Both α1A- and α1B-adrenergic receptors crosstalk to downregulate β1-ARs in mouse heart: coupling to differential PTX-sensitive pathways

Adrenergic receptors (ARs) play an important role in the regulation of cardiac function. Cardiac inotropy is primarily regulated by β1-ARs. However, α1-ARs may play an important role in inotropy during heart failure. Previous work has suggested that the α1B-AR modulates β1-AR function in the heart. The potential role of the α1A-AR has not been previously studied. We used transgenic mice that express constitutively active mutant (CAM) forms of the α1A-AR or α1B-AR regulated by their endogenous promoters. Expression of the CAM α1A-AR or CAM α1B-AR had no effect on basal cardiac function (developed pressure, +dP/dT, -dP/dT, heart rate, flow rate). However, both α1-AR subtypes significantly decreased isoproterenol-stimulated +dP/dT. Pertussis toxin had no effect on +dP/dT in CAM α1A-AR hearts but restored +dP/dT to non-transgenic values in CAM α1B-AR hearts. Radioligand binding indicated a selective decrease in the density of β1-ARs in both CAM mice. However, G-proteins, cAMP, or the percentage of high and low affinity states were unchanged in either transgenic compared with control. These data demonstrate that CAM α1A- and α1B-ARs both downregulate β1-AR-mediated inotropy in the mouse heart. However, α1-AR subtypes are coupled to different β-AR mediated signaling pathways with the α1B-AR being pertussis toxin sensitive.

#### [RECORDS PROVIDED]
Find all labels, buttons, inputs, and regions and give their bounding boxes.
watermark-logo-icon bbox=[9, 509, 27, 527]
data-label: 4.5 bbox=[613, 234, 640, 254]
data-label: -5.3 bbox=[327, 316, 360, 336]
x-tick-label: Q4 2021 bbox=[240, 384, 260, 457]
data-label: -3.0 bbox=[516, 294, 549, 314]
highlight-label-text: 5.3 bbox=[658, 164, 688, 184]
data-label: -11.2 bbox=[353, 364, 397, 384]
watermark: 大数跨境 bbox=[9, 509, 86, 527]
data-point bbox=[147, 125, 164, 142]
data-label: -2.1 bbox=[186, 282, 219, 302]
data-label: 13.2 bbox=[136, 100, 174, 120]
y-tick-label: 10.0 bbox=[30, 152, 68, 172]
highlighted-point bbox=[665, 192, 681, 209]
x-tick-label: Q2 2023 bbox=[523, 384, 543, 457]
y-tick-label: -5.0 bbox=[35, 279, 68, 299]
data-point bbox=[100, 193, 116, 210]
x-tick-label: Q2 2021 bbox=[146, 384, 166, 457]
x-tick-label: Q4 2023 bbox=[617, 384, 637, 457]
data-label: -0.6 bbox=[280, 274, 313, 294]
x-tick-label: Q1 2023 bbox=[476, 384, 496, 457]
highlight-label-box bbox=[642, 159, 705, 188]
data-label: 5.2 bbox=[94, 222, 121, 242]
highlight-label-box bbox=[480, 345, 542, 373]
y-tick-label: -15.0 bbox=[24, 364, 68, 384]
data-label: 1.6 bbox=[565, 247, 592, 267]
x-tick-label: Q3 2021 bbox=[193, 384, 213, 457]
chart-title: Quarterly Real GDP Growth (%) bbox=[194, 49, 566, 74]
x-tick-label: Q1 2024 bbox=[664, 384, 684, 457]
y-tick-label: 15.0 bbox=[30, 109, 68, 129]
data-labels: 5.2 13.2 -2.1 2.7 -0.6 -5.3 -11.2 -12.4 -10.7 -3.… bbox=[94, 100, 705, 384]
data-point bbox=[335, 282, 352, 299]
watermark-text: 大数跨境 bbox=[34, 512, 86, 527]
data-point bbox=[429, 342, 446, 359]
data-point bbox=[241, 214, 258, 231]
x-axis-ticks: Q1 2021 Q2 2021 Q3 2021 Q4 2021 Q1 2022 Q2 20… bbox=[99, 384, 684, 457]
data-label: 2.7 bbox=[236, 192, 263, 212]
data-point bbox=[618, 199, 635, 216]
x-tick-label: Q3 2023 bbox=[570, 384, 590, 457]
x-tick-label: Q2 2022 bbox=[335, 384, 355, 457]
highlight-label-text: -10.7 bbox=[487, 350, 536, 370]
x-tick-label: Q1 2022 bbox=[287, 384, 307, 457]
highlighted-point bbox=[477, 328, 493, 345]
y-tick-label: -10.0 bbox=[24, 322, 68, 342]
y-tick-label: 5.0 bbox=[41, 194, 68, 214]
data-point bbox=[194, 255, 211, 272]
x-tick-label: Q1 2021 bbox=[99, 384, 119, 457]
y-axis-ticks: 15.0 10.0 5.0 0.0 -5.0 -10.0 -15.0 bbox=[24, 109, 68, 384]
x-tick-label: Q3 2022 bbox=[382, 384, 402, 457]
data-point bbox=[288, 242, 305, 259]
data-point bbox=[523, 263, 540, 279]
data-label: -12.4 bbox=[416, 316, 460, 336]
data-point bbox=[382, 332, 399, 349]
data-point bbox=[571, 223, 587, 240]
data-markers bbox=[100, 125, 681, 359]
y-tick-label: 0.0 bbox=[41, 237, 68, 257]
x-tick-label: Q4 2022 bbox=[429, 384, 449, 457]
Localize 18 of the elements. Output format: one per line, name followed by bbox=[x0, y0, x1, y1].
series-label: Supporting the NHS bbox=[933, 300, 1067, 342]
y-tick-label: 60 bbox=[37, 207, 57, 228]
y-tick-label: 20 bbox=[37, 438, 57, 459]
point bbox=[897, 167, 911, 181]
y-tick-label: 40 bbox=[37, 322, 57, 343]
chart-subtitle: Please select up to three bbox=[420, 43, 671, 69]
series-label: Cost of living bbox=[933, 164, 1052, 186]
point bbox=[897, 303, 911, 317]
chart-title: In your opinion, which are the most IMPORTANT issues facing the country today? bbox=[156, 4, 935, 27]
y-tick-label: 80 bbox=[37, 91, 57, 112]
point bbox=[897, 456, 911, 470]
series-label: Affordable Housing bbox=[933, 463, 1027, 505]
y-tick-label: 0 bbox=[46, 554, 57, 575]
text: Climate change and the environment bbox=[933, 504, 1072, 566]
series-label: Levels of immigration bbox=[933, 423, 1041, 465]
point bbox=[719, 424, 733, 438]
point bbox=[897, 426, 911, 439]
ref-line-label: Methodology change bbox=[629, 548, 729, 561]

#### [WORK INSTRUCTION]
Translate this sentence from the adrenergic receptor abstract into Spanish: "Radioligand binding indicated a selective decrease in the density of β1-ARs in both CAM mice."

#### [ANSWER AREA]
La unión de radioligandos indicó una disminución selectiva de la densidad de β1-ARs en ambos ratones CAM.